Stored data
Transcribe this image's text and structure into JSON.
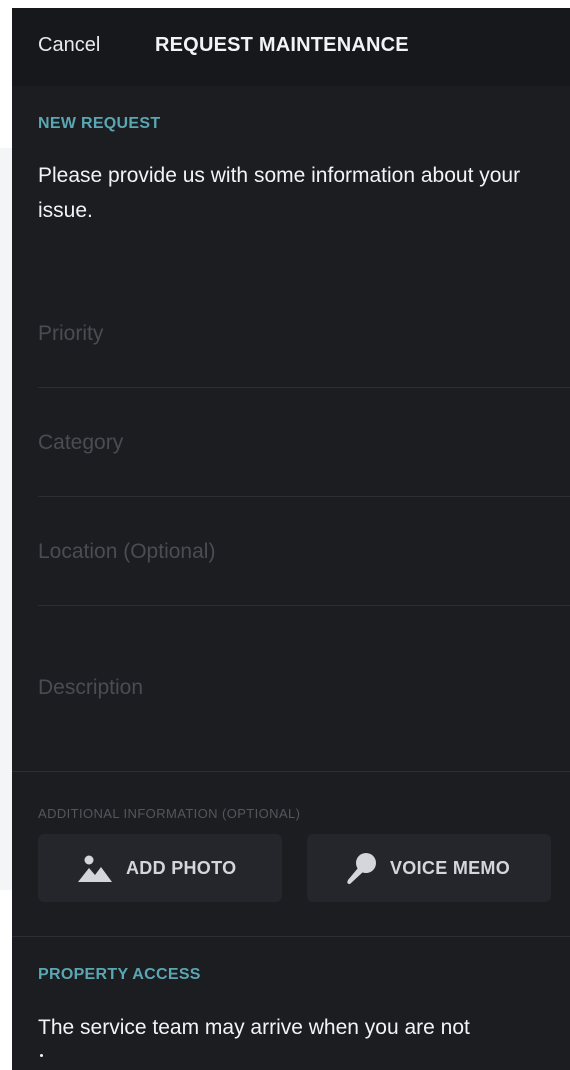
{
  "nav": {
    "cancel_label": "Cancel",
    "title": "REQUEST MAINTENANCE"
  },
  "new_request": {
    "section_label": "NEW REQUEST",
    "intro_text": "Please provide us with some information about your issue."
  },
  "fields": {
    "priority_placeholder": "Priority",
    "category_placeholder": "Category",
    "location_placeholder": "Location (Optional)",
    "description_placeholder": "Description"
  },
  "additional_info": {
    "label": "ADDITIONAL INFORMATION (OPTIONAL)",
    "add_photo_label": "ADD PHOTO",
    "add_photo_icon": "image-icon",
    "voice_memo_label": "VOICE MEMO",
    "voice_memo_icon": "microphone-icon"
  },
  "property_access": {
    "section_label": "PROPERTY ACCESS",
    "text": "The service team may arrive when you are not"
  },
  "colors": {
    "background": "#1c1d21",
    "nav_background": "#17181b",
    "accent": "#5aa6b3",
    "button_background": "#24262b",
    "placeholder": "#4a4c53"
  }
}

§ STATED GOAL
Return all lines containing the word "image".

§ THE RESPONSE
Transcribe this image's text and structure into JSON.
    "add_photo_icon": "image-icon",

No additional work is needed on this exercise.